>> Start THE DATA

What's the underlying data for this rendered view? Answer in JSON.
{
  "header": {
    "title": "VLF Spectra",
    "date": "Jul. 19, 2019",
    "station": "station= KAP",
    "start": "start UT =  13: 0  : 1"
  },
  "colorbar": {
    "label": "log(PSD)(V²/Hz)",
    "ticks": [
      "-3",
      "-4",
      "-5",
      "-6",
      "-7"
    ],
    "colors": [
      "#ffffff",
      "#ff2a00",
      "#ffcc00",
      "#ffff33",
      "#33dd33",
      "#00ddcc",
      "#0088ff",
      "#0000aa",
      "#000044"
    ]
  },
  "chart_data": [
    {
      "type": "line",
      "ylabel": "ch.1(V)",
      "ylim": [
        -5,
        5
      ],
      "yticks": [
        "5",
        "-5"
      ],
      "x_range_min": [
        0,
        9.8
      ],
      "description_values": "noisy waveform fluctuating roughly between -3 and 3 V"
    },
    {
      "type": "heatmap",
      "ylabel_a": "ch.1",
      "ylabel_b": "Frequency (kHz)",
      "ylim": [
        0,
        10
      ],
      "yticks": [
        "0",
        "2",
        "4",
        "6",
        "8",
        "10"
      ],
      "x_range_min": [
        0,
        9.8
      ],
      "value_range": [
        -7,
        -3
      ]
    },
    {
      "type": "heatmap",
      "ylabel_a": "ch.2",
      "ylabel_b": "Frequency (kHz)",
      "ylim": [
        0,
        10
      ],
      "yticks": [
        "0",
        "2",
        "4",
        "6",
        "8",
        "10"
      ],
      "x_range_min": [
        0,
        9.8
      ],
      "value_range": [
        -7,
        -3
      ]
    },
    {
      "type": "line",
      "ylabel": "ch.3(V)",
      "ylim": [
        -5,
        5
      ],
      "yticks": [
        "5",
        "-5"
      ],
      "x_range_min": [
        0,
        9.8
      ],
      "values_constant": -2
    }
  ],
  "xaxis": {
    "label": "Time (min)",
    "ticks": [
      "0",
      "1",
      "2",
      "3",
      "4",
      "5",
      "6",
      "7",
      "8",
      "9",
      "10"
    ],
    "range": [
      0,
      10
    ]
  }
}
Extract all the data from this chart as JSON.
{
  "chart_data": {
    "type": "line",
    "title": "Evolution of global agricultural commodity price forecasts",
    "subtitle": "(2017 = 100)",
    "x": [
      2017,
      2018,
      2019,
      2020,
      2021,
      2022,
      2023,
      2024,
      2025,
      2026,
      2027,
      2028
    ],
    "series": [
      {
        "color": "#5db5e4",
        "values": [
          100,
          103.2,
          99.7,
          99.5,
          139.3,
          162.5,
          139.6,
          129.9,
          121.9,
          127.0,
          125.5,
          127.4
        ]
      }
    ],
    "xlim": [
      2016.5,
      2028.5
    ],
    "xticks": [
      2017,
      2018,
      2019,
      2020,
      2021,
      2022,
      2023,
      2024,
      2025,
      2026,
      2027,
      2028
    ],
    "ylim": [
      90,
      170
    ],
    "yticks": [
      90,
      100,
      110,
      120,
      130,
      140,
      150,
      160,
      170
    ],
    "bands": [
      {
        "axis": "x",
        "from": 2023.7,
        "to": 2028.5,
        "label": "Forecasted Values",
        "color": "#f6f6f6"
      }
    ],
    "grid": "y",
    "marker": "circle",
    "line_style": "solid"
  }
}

>> End THE DATA

REQUEST
From the records above, extract each line exactly as shown.

REPLY
What's the underlying data for this rendered view? Answer in JSON.
{
  "header": {
    "title": "VLF Spectra",
    "date": "Jul. 19, 2019",
    "station": "station= KAP",
    "start": "start UT =  13: 0  : 1"
  },
  "colorbar": {
    "label": "log(PSD)(V²/Hz)",
    "ticks": [
      "-3",
      "-4",
      "-5",
      "-6",
      "-7"
    ],
    "colors": [
      "#ffffff",
      "#ff2a00",
      "#ffcc00",
      "#ffff33",
      "#33dd33",
      "#00ddcc",
      "#0088ff",
      "#0000aa",
      "#000044"
    ]
  },
  "chart_data": [
    {
      "type": "line",
      "ylabel": "ch.1(V)",
      "ylim": [
        -5,
        5
      ],
      "yticks": [
        "5",
        "-5"
      ],
      "x_range_min": [
        0,
        9.8
      ],
      "description_values": "noisy waveform fluctuating roughly between -3 and 3 V"
    },
    {
      "type": "heatmap",
      "ylabel_a": "ch.1",
      "ylabel_b": "Frequency (kHz)",
      "ylim": [
        0,
        10
      ],
      "yticks": [
        "0",
        "2",
        "4",
        "6",
        "8",
        "10"
      ],
      "x_range_min": [
        0,
        9.8
      ],
      "value_range": [
        -7,
        -3
      ]
    },
    {
      "type": "heatmap",
      "ylabel_a": "ch.2",
      "ylabel_b": "Frequency (kHz)",
      "ylim": [
        0,
        10
      ],
      "yticks": [
        "0",
        "2",
        "4",
        "6",
        "8",
        "10"
      ],
      "x_range_min": [
        0,
        9.8
      ],
      "value_range": [
        -7,
        -3
      ]
    },
    {
      "type": "line",
      "ylabel": "ch.3(V)",
      "ylim": [
        -5,
        5
      ],
      "yticks": [
        "5",
        "-5"
      ],
      "x_range_min": [
        0,
        9.8
      ],
      "values_constant": -2
    }
  ],
  "xaxis": {
    "label": "Time (min)",
    "ticks": [
      "0",
      "1",
      "2",
      "3",
      "4",
      "5",
      "6",
      "7",
      "8",
      "9",
      "10"
    ],
    "range": [
      0,
      10
    ]
  }
}
Extract all the data from this chart as JSON.
{
  "chart_data": {
    "type": "line",
    "title": "Evolution of global agricultural commodity price forecasts",
    "subtitle": "(2017 = 100)",
    "x": [
      2017,
      2018,
      2019,
      2020,
      2021,
      2022,
      2023,
      2024,
      2025,
      2026,
      2027,
      2028
    ],
    "series": [
      {
        "color": "#5db5e4",
        "values": [
          100,
          103.2,
          99.7,
          99.5,
          139.3,
          162.5,
          139.6,
          129.9,
          121.9,
          127.0,
          125.5,
          127.4
        ]
      }
    ],
    "xlim": [
      2016.5,
      2028.5
    ],
    "xticks": [
      2017,
      2018,
      2019,
      2020,
      2021,
      2022,
      2023,
      2024,
      2025,
      2026,
      2027,
      2028
    ],
    "ylim": [
      90,
      170
    ],
    "yticks": [
      90,
      100,
      110,
      120,
      130,
      140,
      150,
      160,
      170
    ],
    "bands": [
      {
        "axis": "x",
        "from": 2023.7,
        "to": 2028.5,
        "label": "Forecasted Values",
        "color": "#f6f6f6"
      }
    ],
    "grid": "y",
    "marker": "circle",
    "line_style": "solid"
  }
}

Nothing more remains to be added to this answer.